[start]

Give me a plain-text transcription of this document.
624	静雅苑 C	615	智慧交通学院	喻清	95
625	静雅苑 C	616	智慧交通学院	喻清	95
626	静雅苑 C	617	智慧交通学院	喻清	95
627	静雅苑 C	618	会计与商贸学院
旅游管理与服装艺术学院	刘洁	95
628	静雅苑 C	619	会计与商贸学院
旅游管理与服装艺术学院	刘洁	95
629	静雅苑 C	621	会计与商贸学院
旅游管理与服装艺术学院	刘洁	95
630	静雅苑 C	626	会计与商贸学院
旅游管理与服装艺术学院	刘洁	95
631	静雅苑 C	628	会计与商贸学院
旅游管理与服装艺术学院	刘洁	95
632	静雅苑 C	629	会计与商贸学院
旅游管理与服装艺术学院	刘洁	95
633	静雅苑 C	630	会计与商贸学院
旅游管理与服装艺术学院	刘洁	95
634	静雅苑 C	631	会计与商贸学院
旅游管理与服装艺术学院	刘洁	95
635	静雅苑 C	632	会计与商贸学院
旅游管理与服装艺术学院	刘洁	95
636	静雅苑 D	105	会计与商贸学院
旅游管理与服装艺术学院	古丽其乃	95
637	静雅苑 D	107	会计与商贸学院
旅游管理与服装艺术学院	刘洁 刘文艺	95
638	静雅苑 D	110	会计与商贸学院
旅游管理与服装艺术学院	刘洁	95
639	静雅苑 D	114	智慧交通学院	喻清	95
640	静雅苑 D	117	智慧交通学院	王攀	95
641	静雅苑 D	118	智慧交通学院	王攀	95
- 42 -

[end]

*Your objective:*
Copy all the lines, exactly.

*Solution to the problem:*
Give me a plain-text transcription of this document.
624	静雅苑 C	615	智慧交通学院	喻清	95
625	静雅苑 C	616	智慧交通学院	喻清	95
626	静雅苑 C	617	智慧交通学院	喻清	95
627	静雅苑 C	618	会计与商贸学院
旅游管理与服装艺术学院	刘洁	95
628	静雅苑 C	619	会计与商贸学院
旅游管理与服装艺术学院	刘洁	95
629	静雅苑 C	621	会计与商贸学院
旅游管理与服装艺术学院	刘洁	95
630	静雅苑 C	626	会计与商贸学院
旅游管理与服装艺术学院	刘洁	95
631	静雅苑 C	628	会计与商贸学院
旅游管理与服装艺术学院	刘洁	95
632	静雅苑 C	629	会计与商贸学院
旅游管理与服装艺术学院	刘洁	95
633	静雅苑 C	630	会计与商贸学院
旅游管理与服装艺术学院	刘洁	95
634	静雅苑 C	631	会计与商贸学院
旅游管理与服装艺术学院	刘洁	95
635	静雅苑 C	632	会计与商贸学院
旅游管理与服装艺术学院	刘洁	95
636	静雅苑 D	105	会计与商贸学院
旅游管理与服装艺术学院	古丽其乃	95
637	静雅苑 D	107	会计与商贸学院
旅游管理与服装艺术学院	刘洁 刘文艺	95
638	静雅苑 D	110	会计与商贸学院
旅游管理与服装艺术学院	刘洁	95
639	静雅苑 D	114	智慧交通学院	喻清	95
640	静雅苑 D	117	智慧交通学院	王攀	95
641	静雅苑 D	118	智慧交通学院	王攀	95
- 42 -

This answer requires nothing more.